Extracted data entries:
====
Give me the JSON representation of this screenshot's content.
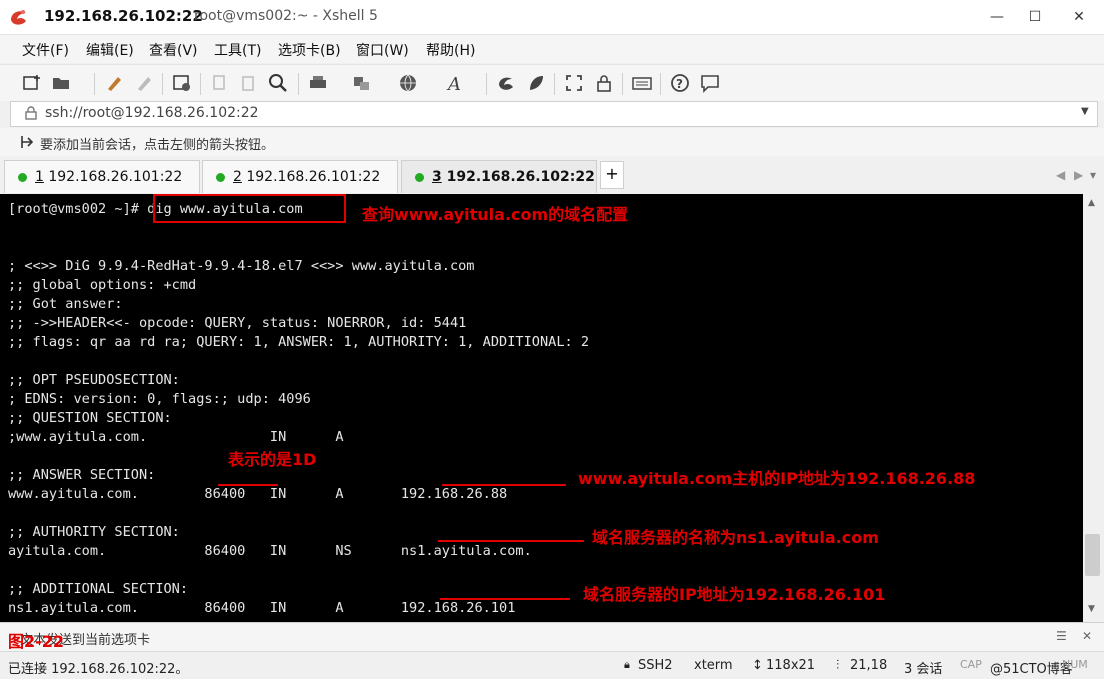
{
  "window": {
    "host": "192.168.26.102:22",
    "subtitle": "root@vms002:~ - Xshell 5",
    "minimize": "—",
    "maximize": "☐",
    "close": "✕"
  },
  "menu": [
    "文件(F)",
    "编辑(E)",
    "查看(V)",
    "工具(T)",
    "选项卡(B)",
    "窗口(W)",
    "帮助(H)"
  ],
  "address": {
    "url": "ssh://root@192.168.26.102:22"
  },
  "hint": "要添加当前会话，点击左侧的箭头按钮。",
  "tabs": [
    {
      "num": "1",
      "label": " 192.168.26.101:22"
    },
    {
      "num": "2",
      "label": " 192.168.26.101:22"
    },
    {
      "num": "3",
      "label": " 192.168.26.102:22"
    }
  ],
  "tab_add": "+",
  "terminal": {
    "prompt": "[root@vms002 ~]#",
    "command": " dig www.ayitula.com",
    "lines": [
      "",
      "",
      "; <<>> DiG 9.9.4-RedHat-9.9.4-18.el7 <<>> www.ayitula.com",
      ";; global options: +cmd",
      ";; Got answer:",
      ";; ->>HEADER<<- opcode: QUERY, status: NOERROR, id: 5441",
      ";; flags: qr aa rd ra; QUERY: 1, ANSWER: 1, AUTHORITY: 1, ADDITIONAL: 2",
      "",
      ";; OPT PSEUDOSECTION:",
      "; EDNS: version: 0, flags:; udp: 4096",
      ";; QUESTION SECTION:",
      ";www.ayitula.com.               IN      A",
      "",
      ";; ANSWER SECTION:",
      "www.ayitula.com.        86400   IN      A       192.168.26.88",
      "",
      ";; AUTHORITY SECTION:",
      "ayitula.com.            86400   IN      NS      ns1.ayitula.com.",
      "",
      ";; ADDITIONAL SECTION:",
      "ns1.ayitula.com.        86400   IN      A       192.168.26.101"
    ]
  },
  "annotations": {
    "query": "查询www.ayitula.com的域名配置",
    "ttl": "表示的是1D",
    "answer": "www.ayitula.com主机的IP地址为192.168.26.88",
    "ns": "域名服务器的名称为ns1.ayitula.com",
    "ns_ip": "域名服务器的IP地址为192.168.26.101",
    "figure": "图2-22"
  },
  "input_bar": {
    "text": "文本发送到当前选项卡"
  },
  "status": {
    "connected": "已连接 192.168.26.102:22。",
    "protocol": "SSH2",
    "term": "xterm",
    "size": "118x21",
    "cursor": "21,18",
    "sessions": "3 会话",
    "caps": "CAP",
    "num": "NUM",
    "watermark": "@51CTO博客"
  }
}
====
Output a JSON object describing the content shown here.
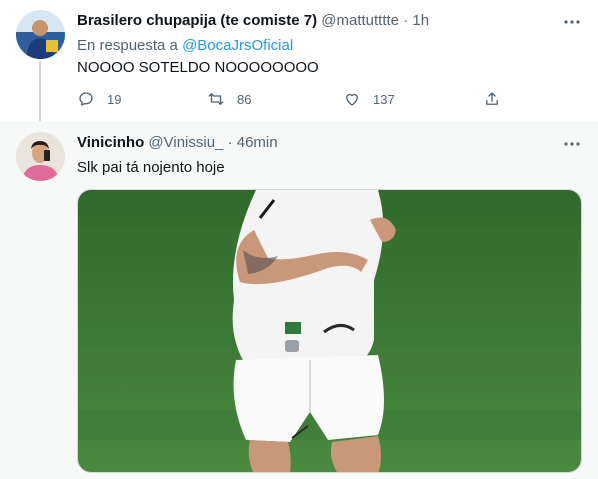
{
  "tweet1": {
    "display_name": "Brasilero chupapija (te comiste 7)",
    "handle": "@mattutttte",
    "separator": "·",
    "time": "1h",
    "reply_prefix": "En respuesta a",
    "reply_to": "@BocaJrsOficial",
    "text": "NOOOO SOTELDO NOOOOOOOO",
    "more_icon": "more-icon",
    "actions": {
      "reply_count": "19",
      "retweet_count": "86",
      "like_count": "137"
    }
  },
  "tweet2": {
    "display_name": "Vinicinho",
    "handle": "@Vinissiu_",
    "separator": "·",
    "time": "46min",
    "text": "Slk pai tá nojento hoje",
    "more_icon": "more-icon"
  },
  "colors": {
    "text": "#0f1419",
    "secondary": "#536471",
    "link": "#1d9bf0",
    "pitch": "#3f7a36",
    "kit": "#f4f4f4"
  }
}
====
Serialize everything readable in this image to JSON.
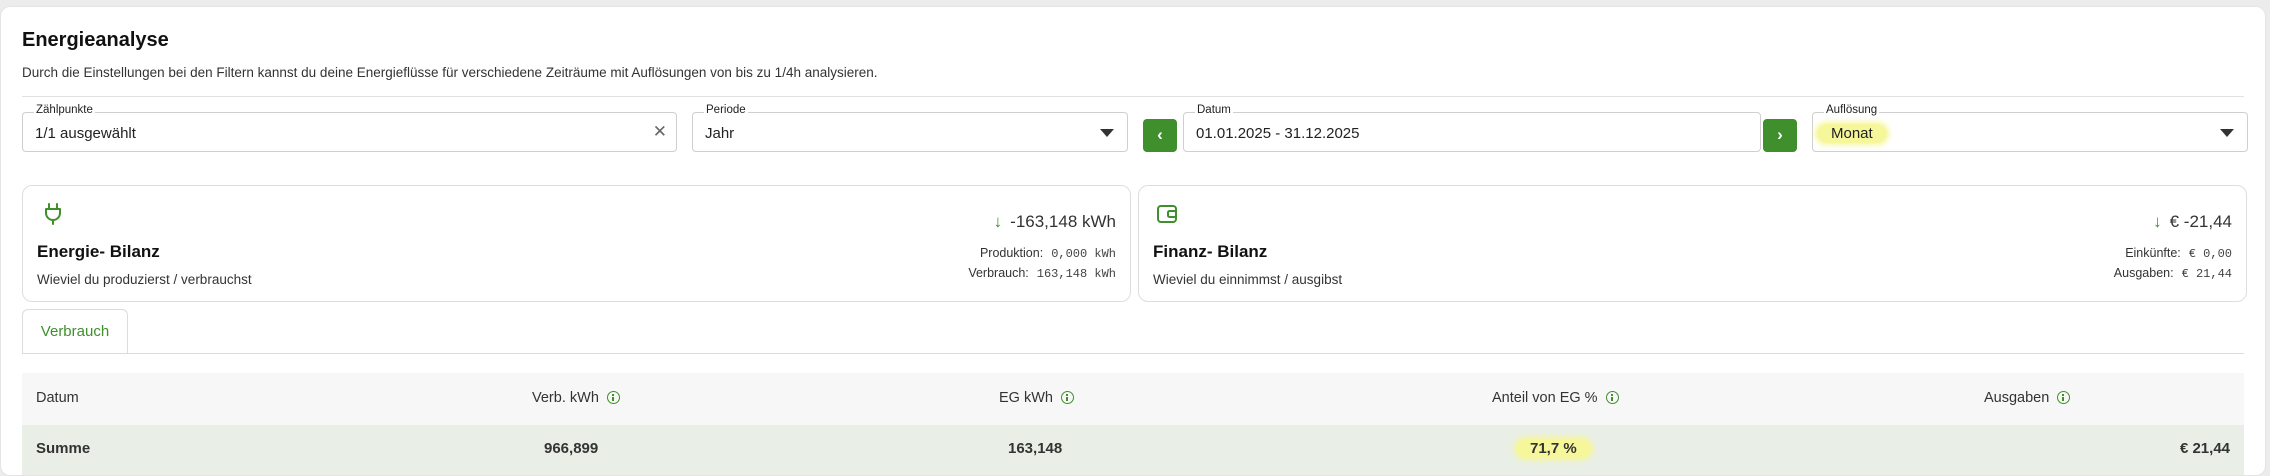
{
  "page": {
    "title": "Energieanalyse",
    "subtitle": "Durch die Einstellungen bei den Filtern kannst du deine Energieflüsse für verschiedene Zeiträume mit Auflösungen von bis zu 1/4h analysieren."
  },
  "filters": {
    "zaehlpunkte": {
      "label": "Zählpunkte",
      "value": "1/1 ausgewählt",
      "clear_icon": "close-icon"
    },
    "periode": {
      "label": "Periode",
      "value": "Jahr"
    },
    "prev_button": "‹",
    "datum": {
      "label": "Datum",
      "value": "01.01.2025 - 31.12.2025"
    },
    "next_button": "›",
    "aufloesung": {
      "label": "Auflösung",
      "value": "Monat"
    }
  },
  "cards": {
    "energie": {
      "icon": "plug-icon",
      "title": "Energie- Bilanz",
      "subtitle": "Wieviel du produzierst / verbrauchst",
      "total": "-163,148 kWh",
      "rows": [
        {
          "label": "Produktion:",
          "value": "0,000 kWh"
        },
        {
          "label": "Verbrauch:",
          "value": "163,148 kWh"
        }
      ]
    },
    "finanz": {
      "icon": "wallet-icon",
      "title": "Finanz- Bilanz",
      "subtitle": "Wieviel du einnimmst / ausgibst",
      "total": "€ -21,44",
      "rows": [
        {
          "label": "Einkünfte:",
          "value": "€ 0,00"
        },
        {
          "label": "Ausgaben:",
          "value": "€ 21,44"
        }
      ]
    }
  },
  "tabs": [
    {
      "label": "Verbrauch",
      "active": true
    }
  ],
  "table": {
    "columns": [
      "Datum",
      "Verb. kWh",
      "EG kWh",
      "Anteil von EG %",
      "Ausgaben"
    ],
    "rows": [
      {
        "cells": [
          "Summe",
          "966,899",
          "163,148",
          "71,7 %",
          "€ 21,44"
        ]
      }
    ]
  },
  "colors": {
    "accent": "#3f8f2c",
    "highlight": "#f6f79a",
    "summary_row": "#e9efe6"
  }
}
====
• [SHORT PROBLEM]: Show every line from the entries above in which "more" appears.

• [FULL OUTPUT]:
    "more_icon": "more-icon",
    "more_icon": "more-icon"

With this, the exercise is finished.